Your answer should be every line of the entries that has the string "name" in it.

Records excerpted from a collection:
· · ·

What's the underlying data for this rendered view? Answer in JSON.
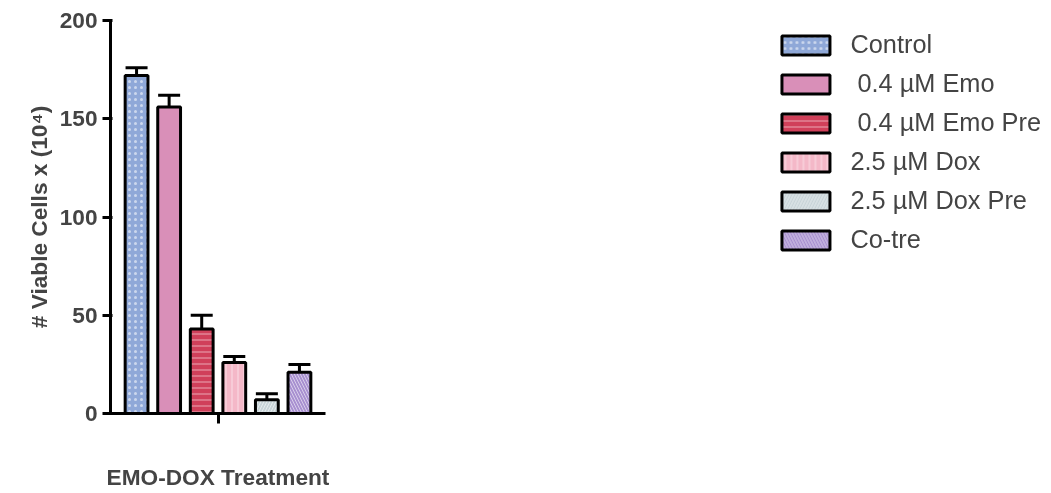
{
  "chart_data": {
    "type": "bar",
    "xlabel": "EMO-DOX Treatment",
    "ylabel": "# Viable Cells x (10⁴)",
    "categories": [
      null
    ],
    "ylim": [
      0,
      200
    ],
    "yticks": [
      0,
      50,
      100,
      150,
      200
    ],
    "grid": false,
    "legend": "right",
    "series": [
      {
        "name": "Control",
        "color": "#8fa8d8",
        "values": [
          172
        ],
        "errors": [
          [
            172,
            176
          ]
        ]
      },
      {
        "name": " 0.4 µM Emo",
        "color": "#d98fb8",
        "values": [
          156
        ],
        "errors": [
          [
            156,
            162
          ]
        ]
      },
      {
        "name": " 0.4 µM Emo Pre",
        "color": "#d0405a",
        "values": [
          43
        ],
        "errors": [
          [
            43,
            50
          ]
        ]
      },
      {
        "name": "2.5 µM Dox",
        "color": "#f4b8c8",
        "values": [
          26
        ],
        "errors": [
          [
            26,
            29
          ]
        ]
      },
      {
        "name": "2.5 µM Dox Pre",
        "color": "#c8d4d8",
        "values": [
          7
        ],
        "errors": [
          [
            7,
            10
          ]
        ]
      },
      {
        "name": "Co-tre",
        "color": "#a890d0",
        "values": [
          21
        ],
        "errors": [
          [
            21,
            25
          ]
        ]
      }
    ]
  }
}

· · ·

• **Task output**
        "name": "Control",
        "name": " 0.4 µM Emo",
        "name": " 0.4 µM Emo Pre",
        "name": "2.5 µM Dox",
        "name": "2.5 µM Dox Pre",
        "name": "Co-tre",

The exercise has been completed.